### Your goal:
Copy the data below exactly, omitting any picture it contains.

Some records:

---

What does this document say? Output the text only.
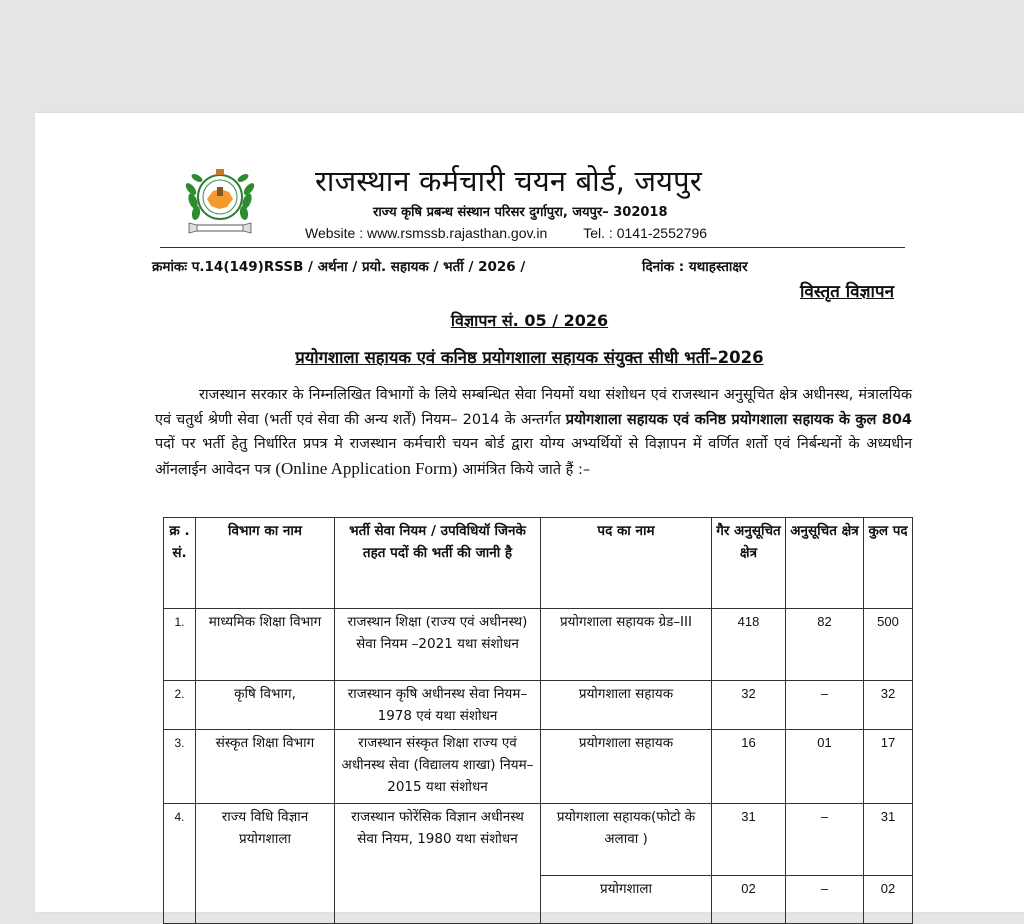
राजस्थान कर्मचारी चयन बोर्ड, जयपुर
राज्य कृषि प्रबन्ध संस्थान परिसर दुर्गापुरा, जयपुर– 302018
Website : www.rsmssb.rajasthan.gov.in	Tel. : 0141-2552796
क्रमांकः प.14(149)RSSB / अर्थना / प्रयो. सहायक / भर्ती / 2026 /	दिनांक : यथाहस्ताक्षर
विस्तृत विज्ञापन
विज्ञापन सं. 05 / 2026
प्रयोगशाला सहायक एवं कनिष्ठ प्रयोगशाला सहायक संयुक्त सीधी भर्ती–2026
राजस्थान सरकार के निम्नलिखित विभागों के लिये सम्बन्धित सेवा नियमों यथा संशोधन एवं राजस्थान अनुसूचित क्षेत्र अधीनस्थ, मंत्रालयिक एवं चतुर्थ श्रेणी सेवा (भर्ती एवं सेवा की अन्य शर्तें) नियम– 2014 के अन्तर्गत प्रयोगशाला सहायक एवं कनिष्ठ प्रयोगशाला सहायक के कुल 804 पदों पर भर्ती हेतु निर्धारित प्रपत्र मे राजस्थान कर्मचारी चयन बोर्ड द्वारा योग्य अभ्यर्थियों से विज्ञापन में वर्णित शर्तो एवं निर्बन्धनों के अध्यधीन ऑनलाईन आवेदन पत्र (Online Application Form) आमंत्रित किये जाते हैं :–
क्र . सं.	विभाग का नाम	भर्ती सेवा नियम / उपविधियॉ जिनके तहत पदों की भर्ती की जानी है	पद का नाम	गैर अनुसूचित क्षेत्र	अनुसूचित क्षेत्र	कुल पद
1.	माध्यमिक शिक्षा विभाग	राजस्थान शिक्षा (राज्य एवं अधीनस्थ) सेवा नियम –2021 यथा संशोधन	प्रयोगशाला सहायक ग्रेड–III	418	82	500
2.	कृषि विभाग,	राजस्थान कृषि अधीनस्थ सेवा नियम–1978 एवं यथा संशोधन	प्रयोगशाला सहायक	32	–	32
3.	संस्कृत शिक्षा विभाग	राजस्थान संस्कृत शिक्षा राज्य एवं अधीनस्थ सेवा (विद्यालय शाखा) नियम– 2015 यथा संशोधन	प्रयोगशाला सहायक	16	01	17
4.	राज्य विधि विज्ञान प्रयोगशाला	राजस्थान फोरेंसिक विज्ञान अधीनस्थ सेवा नियम, 1980 यथा संशोधन	प्रयोगशाला सहायक(फोटो के अलावा )	31	–	31
			प्रयोगशाला	02	–	02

---

### Written reply:
What does this document say? Output the text only.
राजस्थान कर्मचारी चयन बोर्ड, जयपुर
राज्य कृषि प्रबन्ध संस्थान परिसर दुर्गापुरा, जयपुर– 302018
Website : www.rsmssb.rajasthan.gov.in	Tel. : 0141-2552796
क्रमांकः प.14(149)RSSB / अर्थना / प्रयो. सहायक / भर्ती / 2026 /	दिनांक : यथाहस्ताक्षर
विस्तृत विज्ञापन
विज्ञापन सं. 05 / 2026
प्रयोगशाला सहायक एवं कनिष्ठ प्रयोगशाला सहायक संयुक्त सीधी भर्ती–2026
राजस्थान सरकार के निम्नलिखित विभागों के लिये सम्बन्धित सेवा नियमों यथा संशोधन एवं राजस्थान अनुसूचित क्षेत्र अधीनस्थ, मंत्रालयिक एवं चतुर्थ श्रेणी सेवा (भर्ती एवं सेवा की अन्य शर्तें) नियम– 2014 के अन्तर्गत प्रयोगशाला सहायक एवं कनिष्ठ प्रयोगशाला सहायक के कुल 804 पदों पर भर्ती हेतु निर्धारित प्रपत्र मे राजस्थान कर्मचारी चयन बोर्ड द्वारा योग्य अभ्यर्थियों से विज्ञापन में वर्णित शर्तो एवं निर्बन्धनों के अध्यधीन ऑनलाईन आवेदन पत्र (Online Application Form) आमंत्रित किये जाते हैं :–
क्र . सं.	विभाग का नाम	भर्ती सेवा नियम / उपविधियॉ जिनके तहत पदों की भर्ती की जानी है	पद का नाम	गैर अनुसूचित क्षेत्र	अनुसूचित क्षेत्र	कुल पद
1.	माध्यमिक शिक्षा विभाग	राजस्थान शिक्षा (राज्य एवं अधीनस्थ) सेवा नियम –2021 यथा संशोधन	प्रयोगशाला सहायक ग्रेड–III	418	82	500
2.	कृषि विभाग,	राजस्थान कृषि अधीनस्थ सेवा नियम–1978 एवं यथा संशोधन	प्रयोगशाला सहायक	32	–	32
3.	संस्कृत शिक्षा विभाग	राजस्थान संस्कृत शिक्षा राज्य एवं अधीनस्थ सेवा (विद्यालय शाखा) नियम– 2015 यथा संशोधन	प्रयोगशाला सहायक	16	01	17
4.	राज्य विधि विज्ञान प्रयोगशाला	राजस्थान फोरेंसिक विज्ञान अधीनस्थ सेवा नियम, 1980 यथा संशोधन	प्रयोगशाला सहायक(फोटो के अलावा )	31	–	31
			प्रयोगशाला	02	–	02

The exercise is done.